» **EXTRACTED RECORDS**:
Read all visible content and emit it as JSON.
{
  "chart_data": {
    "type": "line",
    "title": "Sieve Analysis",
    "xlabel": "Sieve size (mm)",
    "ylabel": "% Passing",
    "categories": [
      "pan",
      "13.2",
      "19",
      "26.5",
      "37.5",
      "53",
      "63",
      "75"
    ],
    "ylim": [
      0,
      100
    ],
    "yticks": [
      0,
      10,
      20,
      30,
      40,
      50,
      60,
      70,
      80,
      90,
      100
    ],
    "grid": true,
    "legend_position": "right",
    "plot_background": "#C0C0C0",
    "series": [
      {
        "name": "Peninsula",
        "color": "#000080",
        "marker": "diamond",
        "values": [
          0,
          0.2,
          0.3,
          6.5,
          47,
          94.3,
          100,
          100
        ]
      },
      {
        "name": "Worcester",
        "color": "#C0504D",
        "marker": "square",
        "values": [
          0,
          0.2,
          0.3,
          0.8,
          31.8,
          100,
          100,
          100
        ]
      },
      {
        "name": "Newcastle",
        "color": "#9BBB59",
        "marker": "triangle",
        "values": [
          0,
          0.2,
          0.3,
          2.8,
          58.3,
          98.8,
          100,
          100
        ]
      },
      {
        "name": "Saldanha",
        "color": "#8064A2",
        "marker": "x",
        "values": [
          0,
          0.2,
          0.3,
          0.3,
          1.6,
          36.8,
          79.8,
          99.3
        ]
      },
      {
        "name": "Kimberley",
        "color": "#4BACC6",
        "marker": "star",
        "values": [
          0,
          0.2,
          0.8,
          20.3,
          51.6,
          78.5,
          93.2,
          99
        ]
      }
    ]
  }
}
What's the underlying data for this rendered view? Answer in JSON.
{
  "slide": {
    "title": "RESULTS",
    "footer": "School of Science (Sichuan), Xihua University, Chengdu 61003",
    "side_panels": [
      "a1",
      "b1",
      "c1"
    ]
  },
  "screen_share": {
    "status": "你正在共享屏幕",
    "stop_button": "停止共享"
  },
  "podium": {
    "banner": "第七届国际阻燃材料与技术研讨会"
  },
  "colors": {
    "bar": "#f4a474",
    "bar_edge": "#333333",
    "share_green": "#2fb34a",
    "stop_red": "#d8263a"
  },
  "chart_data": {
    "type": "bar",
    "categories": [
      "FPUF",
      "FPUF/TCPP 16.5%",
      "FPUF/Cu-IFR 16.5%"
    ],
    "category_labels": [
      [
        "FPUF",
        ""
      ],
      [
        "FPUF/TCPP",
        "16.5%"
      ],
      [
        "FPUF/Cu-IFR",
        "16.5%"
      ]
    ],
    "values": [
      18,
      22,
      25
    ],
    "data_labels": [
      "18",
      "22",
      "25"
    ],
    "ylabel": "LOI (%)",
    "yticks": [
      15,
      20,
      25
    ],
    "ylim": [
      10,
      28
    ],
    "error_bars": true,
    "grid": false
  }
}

» **WRITTEN PROBLEM**: State how many lines of the listing above include the word "FPUF". Give nothing but the number.

» **CORRECT RESPONSE**: 6